Aim> Scan the material below for the string "einen", and copy every line where it shows up.

Supplied records>

/---

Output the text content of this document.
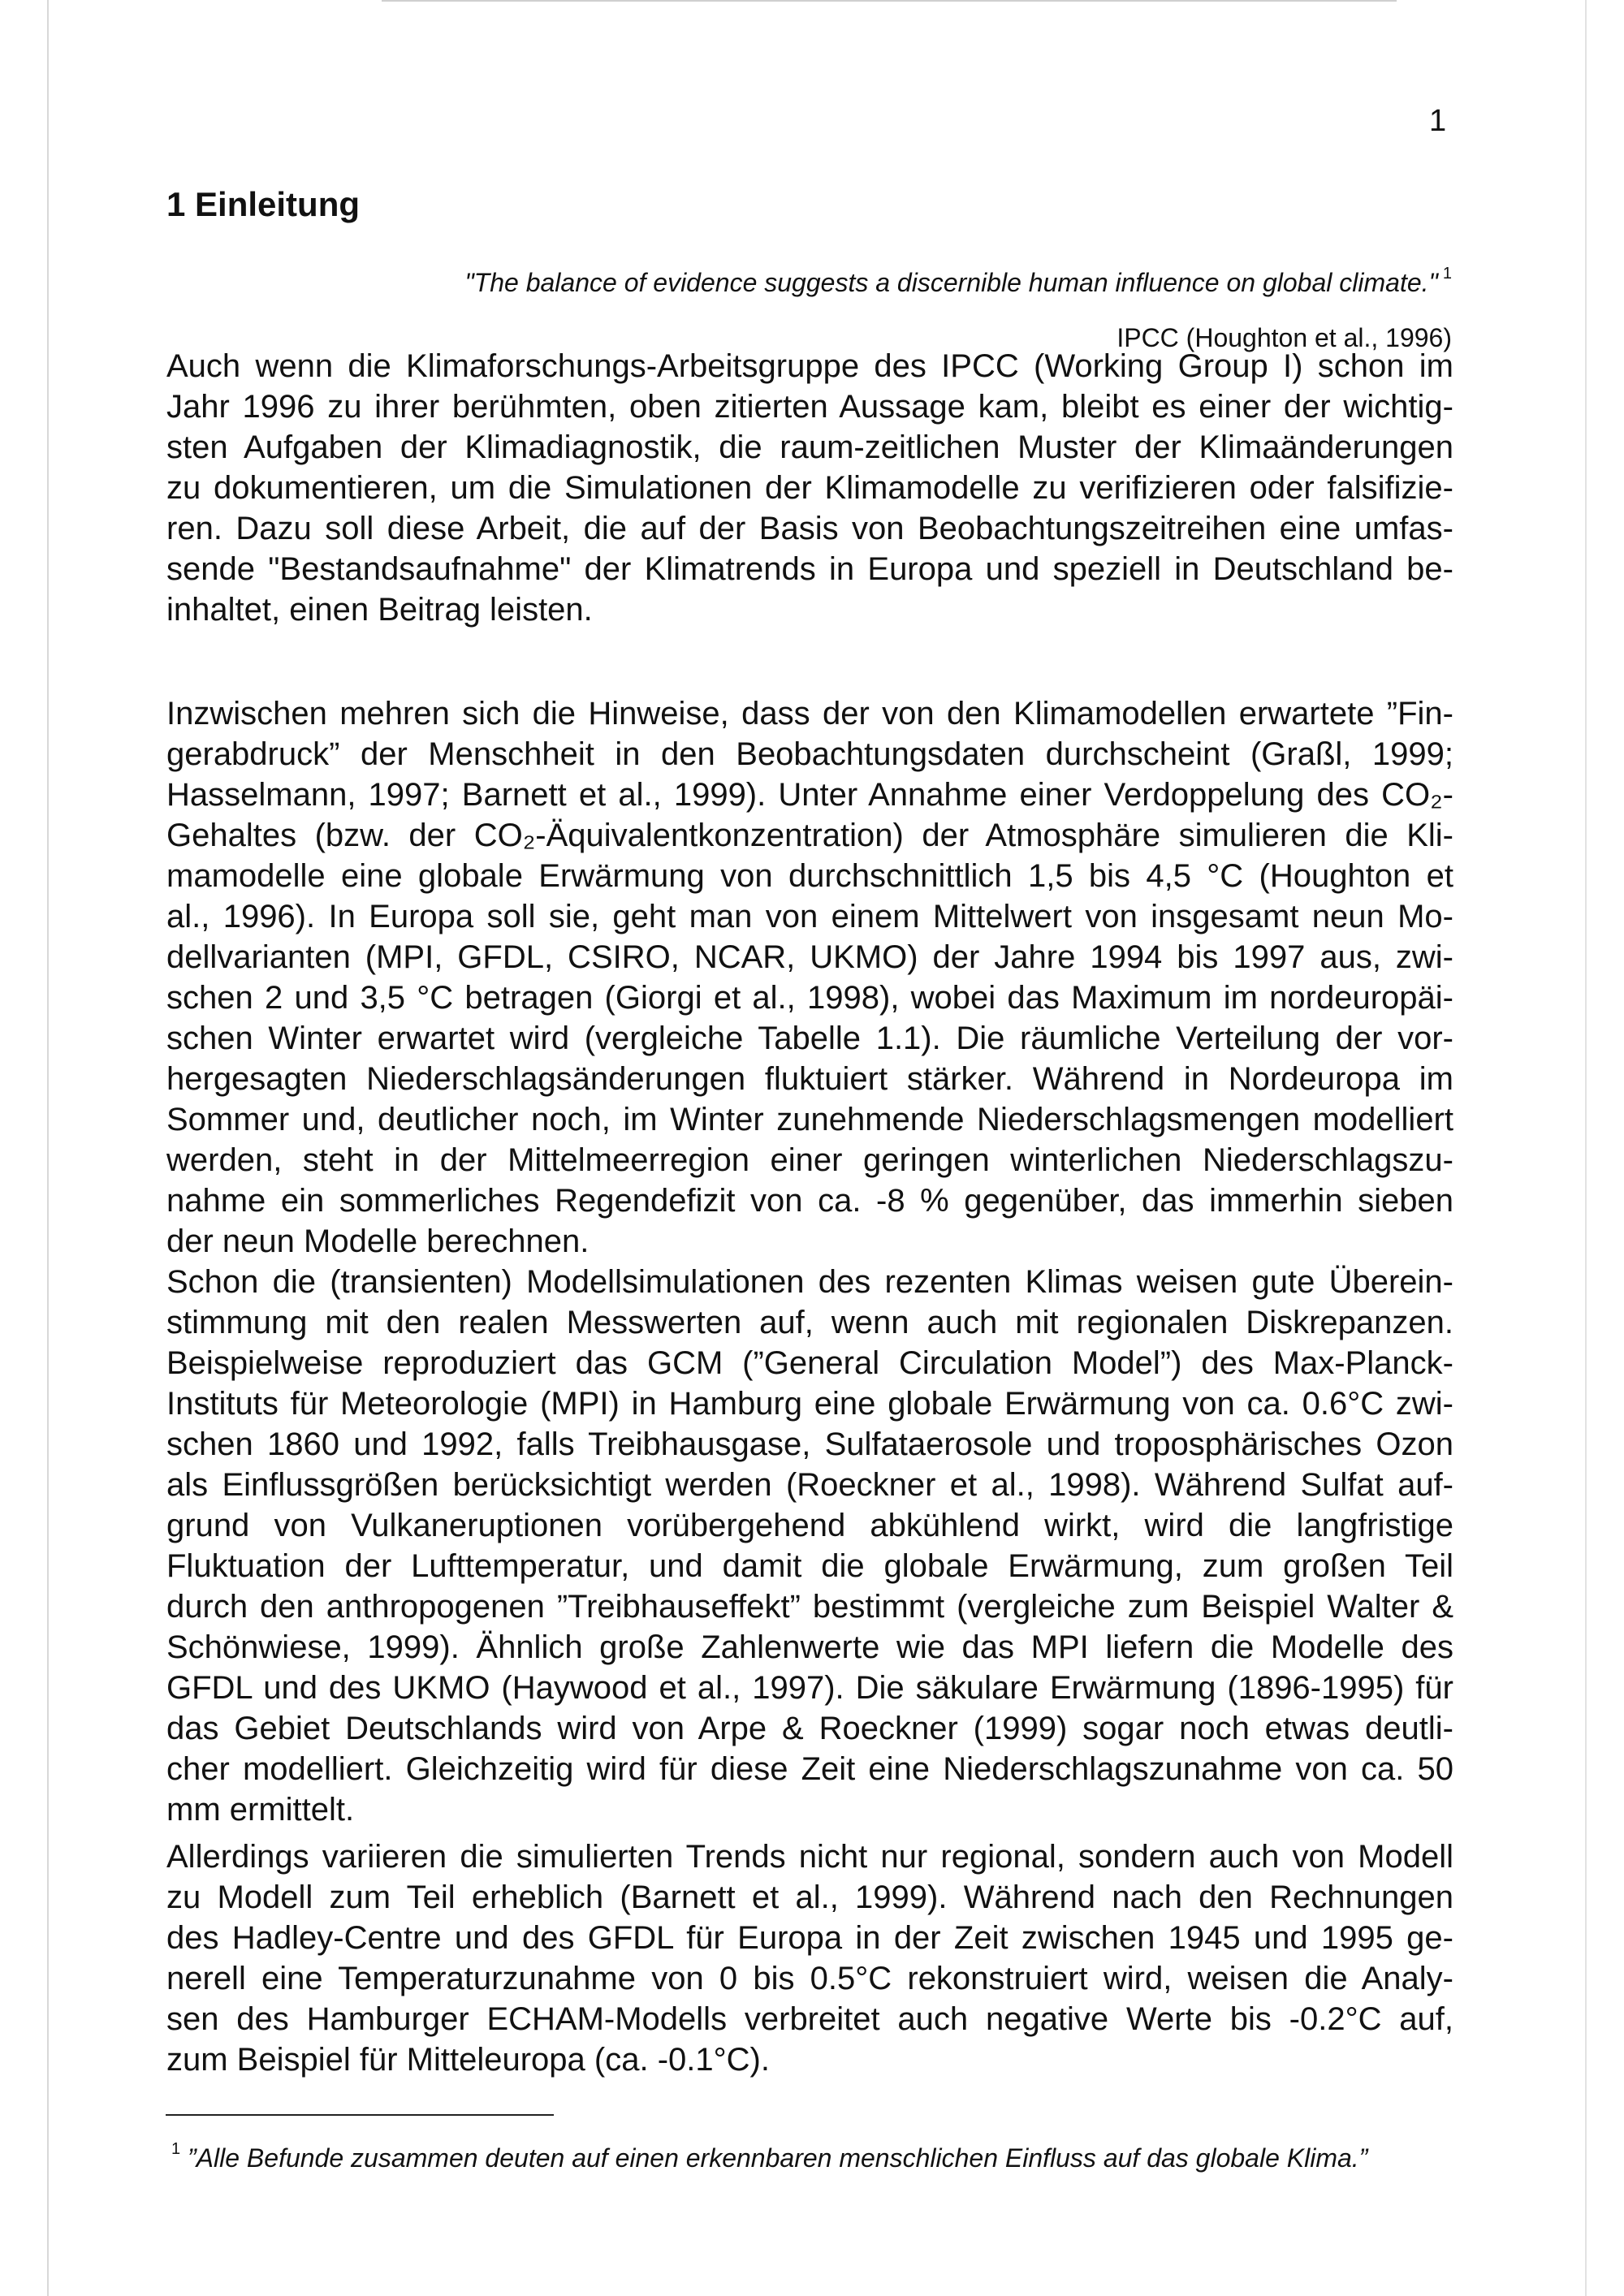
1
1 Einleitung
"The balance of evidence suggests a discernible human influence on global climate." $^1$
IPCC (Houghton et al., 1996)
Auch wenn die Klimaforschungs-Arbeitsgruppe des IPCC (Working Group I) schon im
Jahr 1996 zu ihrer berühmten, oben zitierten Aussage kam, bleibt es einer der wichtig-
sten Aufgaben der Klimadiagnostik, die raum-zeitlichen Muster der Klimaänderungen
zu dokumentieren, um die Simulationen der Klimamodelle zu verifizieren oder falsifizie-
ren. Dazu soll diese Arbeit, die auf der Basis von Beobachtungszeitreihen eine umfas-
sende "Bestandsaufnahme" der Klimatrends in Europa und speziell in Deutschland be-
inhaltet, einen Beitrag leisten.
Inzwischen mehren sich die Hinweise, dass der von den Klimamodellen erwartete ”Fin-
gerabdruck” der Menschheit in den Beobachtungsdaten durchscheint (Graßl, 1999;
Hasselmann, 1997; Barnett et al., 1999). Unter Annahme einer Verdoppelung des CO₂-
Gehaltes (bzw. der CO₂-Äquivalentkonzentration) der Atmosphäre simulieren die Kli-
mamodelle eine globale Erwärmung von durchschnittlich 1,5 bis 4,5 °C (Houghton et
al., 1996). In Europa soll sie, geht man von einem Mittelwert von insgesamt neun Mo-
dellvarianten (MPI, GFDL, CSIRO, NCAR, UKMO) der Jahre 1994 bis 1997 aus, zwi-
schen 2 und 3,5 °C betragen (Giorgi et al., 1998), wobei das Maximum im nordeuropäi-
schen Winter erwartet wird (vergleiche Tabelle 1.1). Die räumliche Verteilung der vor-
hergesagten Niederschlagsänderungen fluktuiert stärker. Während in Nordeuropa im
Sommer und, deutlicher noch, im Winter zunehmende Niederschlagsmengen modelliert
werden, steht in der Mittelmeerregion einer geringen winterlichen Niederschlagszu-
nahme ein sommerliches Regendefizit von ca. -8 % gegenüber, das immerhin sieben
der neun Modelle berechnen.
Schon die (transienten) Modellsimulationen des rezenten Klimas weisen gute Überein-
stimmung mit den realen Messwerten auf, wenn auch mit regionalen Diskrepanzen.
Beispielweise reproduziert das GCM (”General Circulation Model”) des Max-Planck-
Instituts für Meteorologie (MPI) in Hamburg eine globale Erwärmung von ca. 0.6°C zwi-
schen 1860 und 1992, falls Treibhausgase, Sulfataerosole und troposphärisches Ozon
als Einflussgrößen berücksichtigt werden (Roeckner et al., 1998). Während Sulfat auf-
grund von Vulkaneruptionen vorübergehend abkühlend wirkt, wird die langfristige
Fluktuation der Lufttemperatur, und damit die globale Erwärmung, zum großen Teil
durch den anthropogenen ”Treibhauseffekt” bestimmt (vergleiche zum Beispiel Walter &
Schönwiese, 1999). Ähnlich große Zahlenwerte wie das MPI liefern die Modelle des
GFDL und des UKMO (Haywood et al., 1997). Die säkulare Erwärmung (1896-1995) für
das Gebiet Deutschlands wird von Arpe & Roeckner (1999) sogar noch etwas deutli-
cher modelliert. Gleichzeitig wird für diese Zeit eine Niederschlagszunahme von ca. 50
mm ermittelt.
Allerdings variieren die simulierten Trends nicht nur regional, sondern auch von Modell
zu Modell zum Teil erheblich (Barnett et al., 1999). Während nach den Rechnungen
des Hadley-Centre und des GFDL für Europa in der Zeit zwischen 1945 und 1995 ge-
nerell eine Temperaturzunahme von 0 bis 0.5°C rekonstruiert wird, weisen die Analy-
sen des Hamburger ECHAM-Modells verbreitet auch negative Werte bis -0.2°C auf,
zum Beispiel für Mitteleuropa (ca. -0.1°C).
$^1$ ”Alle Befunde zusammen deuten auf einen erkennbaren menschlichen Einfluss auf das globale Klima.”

\---

Task solution>
inhaltet, einen Beitrag leisten.
$^1$ ”Alle Befunde zusammen deuten auf einen erkennbaren menschlichen Einfluss auf das globale Klima.”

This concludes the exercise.